- **Exercise task**: All the data should come back exactly as it was given.
++++
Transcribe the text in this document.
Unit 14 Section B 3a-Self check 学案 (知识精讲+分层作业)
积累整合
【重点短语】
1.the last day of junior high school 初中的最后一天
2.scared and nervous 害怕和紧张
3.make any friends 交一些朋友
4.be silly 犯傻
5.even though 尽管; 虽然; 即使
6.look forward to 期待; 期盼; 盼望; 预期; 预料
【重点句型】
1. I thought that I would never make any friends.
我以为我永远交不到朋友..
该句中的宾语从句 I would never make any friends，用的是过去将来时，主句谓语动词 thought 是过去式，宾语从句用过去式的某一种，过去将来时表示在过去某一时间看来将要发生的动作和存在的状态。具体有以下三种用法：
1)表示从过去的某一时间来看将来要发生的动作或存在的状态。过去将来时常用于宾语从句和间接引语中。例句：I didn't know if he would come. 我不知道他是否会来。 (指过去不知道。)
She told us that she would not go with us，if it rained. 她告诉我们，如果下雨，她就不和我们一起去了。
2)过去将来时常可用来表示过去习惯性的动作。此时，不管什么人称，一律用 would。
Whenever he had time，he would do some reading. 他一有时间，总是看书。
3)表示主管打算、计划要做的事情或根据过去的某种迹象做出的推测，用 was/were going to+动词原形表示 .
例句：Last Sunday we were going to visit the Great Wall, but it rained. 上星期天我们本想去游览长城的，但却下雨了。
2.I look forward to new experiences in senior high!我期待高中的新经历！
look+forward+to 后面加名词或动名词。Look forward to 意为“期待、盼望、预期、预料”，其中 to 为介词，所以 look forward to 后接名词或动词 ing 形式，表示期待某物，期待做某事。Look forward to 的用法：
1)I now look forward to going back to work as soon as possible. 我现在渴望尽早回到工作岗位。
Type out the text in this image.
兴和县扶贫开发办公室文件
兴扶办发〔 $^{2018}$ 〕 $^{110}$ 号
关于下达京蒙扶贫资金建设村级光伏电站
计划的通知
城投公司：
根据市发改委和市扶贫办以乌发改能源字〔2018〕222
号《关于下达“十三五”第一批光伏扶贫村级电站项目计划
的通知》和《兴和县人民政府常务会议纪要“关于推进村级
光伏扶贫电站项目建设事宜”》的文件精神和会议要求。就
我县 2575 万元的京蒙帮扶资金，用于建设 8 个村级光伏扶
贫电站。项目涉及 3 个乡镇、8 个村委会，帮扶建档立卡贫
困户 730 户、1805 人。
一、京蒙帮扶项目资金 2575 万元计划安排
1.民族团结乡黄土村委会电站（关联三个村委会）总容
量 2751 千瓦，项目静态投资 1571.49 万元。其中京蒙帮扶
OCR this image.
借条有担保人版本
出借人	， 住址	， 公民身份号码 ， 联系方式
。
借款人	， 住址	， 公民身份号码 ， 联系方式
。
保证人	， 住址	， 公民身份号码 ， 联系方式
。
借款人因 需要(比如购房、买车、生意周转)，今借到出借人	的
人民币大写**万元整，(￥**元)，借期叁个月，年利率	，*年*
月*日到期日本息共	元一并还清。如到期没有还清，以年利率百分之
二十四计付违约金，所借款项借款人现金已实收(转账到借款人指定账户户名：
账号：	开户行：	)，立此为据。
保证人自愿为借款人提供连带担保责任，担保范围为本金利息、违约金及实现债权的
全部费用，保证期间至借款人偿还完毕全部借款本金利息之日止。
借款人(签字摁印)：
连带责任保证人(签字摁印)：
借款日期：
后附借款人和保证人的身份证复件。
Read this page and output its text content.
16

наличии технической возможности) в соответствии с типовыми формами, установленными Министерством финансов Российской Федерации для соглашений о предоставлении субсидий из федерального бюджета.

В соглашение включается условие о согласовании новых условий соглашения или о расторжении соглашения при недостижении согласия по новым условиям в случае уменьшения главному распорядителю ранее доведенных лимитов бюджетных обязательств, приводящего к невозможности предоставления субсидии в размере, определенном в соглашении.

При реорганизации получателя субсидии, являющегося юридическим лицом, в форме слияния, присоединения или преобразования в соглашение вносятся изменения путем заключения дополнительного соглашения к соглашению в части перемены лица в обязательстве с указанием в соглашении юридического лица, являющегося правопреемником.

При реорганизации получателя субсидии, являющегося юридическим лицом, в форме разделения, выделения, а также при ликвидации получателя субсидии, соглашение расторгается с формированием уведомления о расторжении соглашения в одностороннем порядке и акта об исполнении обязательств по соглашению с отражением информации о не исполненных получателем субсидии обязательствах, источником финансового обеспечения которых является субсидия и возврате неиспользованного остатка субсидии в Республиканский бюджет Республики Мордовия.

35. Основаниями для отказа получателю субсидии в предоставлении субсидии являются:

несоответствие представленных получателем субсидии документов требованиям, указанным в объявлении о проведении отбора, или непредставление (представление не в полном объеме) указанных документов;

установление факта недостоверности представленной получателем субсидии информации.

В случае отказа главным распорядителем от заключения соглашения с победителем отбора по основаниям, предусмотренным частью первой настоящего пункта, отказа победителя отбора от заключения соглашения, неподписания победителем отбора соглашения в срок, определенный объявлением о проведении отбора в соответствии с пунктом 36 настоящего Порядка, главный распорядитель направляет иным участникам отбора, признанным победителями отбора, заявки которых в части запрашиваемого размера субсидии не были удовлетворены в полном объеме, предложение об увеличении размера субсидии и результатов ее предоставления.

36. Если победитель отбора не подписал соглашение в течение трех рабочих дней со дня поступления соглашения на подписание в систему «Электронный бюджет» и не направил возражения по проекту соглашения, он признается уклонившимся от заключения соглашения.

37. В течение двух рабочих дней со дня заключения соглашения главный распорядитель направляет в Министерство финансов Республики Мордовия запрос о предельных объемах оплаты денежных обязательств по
++++
- **Expected answer**:
Transcribe the text in this document.
Unit 14 Section B 3a-Self check 学案 (知识精讲+分层作业)
积累整合
【重点短语】
1.the last day of junior high school 初中的最后一天
2.scared and nervous 害怕和紧张
3.make any friends 交一些朋友
4.be silly 犯傻
5.even though 尽管; 虽然; 即使
6.look forward to 期待; 期盼; 盼望; 预期; 预料
【重点句型】
1. I thought that I would never make any friends.
我以为我永远交不到朋友..
该句中的宾语从句 I would never make any friends，用的是过去将来时，主句谓语动词 thought 是过去式，宾语从句用过去式的某一种，过去将来时表示在过去某一时间看来将要发生的动作和存在的状态。具体有以下三种用法：
1)表示从过去的某一时间来看将来要发生的动作或存在的状态。过去将来时常用于宾语从句和间接引语中。例句：I didn't know if he would come. 我不知道他是否会来。 (指过去不知道。)
She told us that she would not go with us，if it rained. 她告诉我们，如果下雨，她就不和我们一起去了。
2)过去将来时常可用来表示过去习惯性的动作。此时，不管什么人称，一律用 would。
Whenever he had time，he would do some reading. 他一有时间，总是看书。
3)表示主管打算、计划要做的事情或根据过去的某种迹象做出的推测，用 was/were going to+动词原形表示 .
例句：Last Sunday we were going to visit the Great Wall, but it rained. 上星期天我们本想去游览长城的，但却下雨了。
2.I look forward to new experiences in senior high!我期待高中的新经历！
look+forward+to 后面加名词或动名词。Look forward to 意为“期待、盼望、预期、预料”，其中 to 为介词，所以 look forward to 后接名词或动词 ing 形式，表示期待某物，期待做某事。Look forward to 的用法：
1)I now look forward to going back to work as soon as possible. 我现在渴望尽早回到工作岗位。
Type out the text in this image.
兴和县扶贫开发办公室文件
兴扶办发〔 $^{2018}$ 〕 $^{110}$ 号
关于下达京蒙扶贫资金建设村级光伏电站
计划的通知
城投公司：
根据市发改委和市扶贫办以乌发改能源字〔2018〕222
号《关于下达“十三五”第一批光伏扶贫村级电站项目计划
的通知》和《兴和县人民政府常务会议纪要“关于推进村级
光伏扶贫电站项目建设事宜”》的文件精神和会议要求。就
我县 2575 万元的京蒙帮扶资金，用于建设 8 个村级光伏扶
贫电站。项目涉及 3 个乡镇、8 个村委会，帮扶建档立卡贫
困户 730 户、1805 人。
一、京蒙帮扶项目资金 2575 万元计划安排
1.民族团结乡黄土村委会电站（关联三个村委会）总容
量 2751 千瓦，项目静态投资 1571.49 万元。其中京蒙帮扶
OCR this image.
借条有担保人版本
出借人	， 住址	， 公民身份号码 ， 联系方式
。
借款人	， 住址	， 公民身份号码 ， 联系方式
。
保证人	， 住址	， 公民身份号码 ， 联系方式
。
借款人因 需要(比如购房、买车、生意周转)，今借到出借人	的
人民币大写**万元整，(￥**元)，借期叁个月，年利率	，*年*
月*日到期日本息共	元一并还清。如到期没有还清，以年利率百分之
二十四计付违约金，所借款项借款人现金已实收(转账到借款人指定账户户名：
账号：	开户行：	)，立此为据。
保证人自愿为借款人提供连带担保责任，担保范围为本金利息、违约金及实现债权的
全部费用，保证期间至借款人偿还完毕全部借款本金利息之日止。
借款人(签字摁印)：
连带责任保证人(签字摁印)：
借款日期：
后附借款人和保证人的身份证复件。
Read this page and output its text content.
16

наличии технической возможности) в соответствии с типовыми формами, установленными Министерством финансов Российской Федерации для соглашений о предоставлении субсидий из федерального бюджета.

В соглашение включается условие о согласовании новых условий соглашения или о расторжении соглашения при недостижении согласия по новым условиям в случае уменьшения главному распорядителю ранее доведенных лимитов бюджетных обязательств, приводящего к невозможности предоставления субсидии в размере, определенном в соглашении.

При реорганизации получателя субсидии, являющегося юридическим лицом, в форме слияния, присоединения или преобразования в соглашение вносятся изменения путем заключения дополнительного соглашения к соглашению в части перемены лица в обязательстве с указанием в соглашении юридического лица, являющегося правопреемником.

При реорганизации получателя субсидии, являющегося юридическим лицом, в форме разделения, выделения, а также при ликвидации получателя субсидии, соглашение расторгается с формированием уведомления о расторжении соглашения в одностороннем порядке и акта об исполнении обязательств по соглашению с отражением информации о не исполненных получателем субсидии обязательствах, источником финансового обеспечения которых является субсидия и возврате неиспользованного остатка субсидии в Республиканский бюджет Республики Мордовия.

35. Основаниями для отказа получателю субсидии в предоставлении субсидии являются:

несоответствие представленных получателем субсидии документов требованиям, указанным в объявлении о проведении отбора, или непредставление (представление не в полном объеме) указанных документов;

установление факта недостоверности представленной получателем субсидии информации.

В случае отказа главным распорядителем от заключения соглашения с победителем отбора по основаниям, предусмотренным частью первой настоящего пункта, отказа победителя отбора от заключения соглашения, неподписания победителем отбора соглашения в срок, определенный объявлением о проведении отбора в соответствии с пунктом 36 настоящего Порядка, главный распорядитель направляет иным участникам отбора, признанным победителями отбора, заявки которых в части запрашиваемого размера субсидии не были удовлетворены в полном объеме, предложение об увеличении размера субсидии и результатов ее предоставления.

36. Если победитель отбора не подписал соглашение в течение трех рабочих дней со дня поступления соглашения на подписание в систему «Электронный бюджет» и не направил возражения по проекту соглашения, он признается уклонившимся от заключения соглашения.

37. В течение двух рабочих дней со дня заключения соглашения главный распорядитель направляет в Министерство финансов Республики Мордовия запрос о предельных объемах оплаты денежных обязательств по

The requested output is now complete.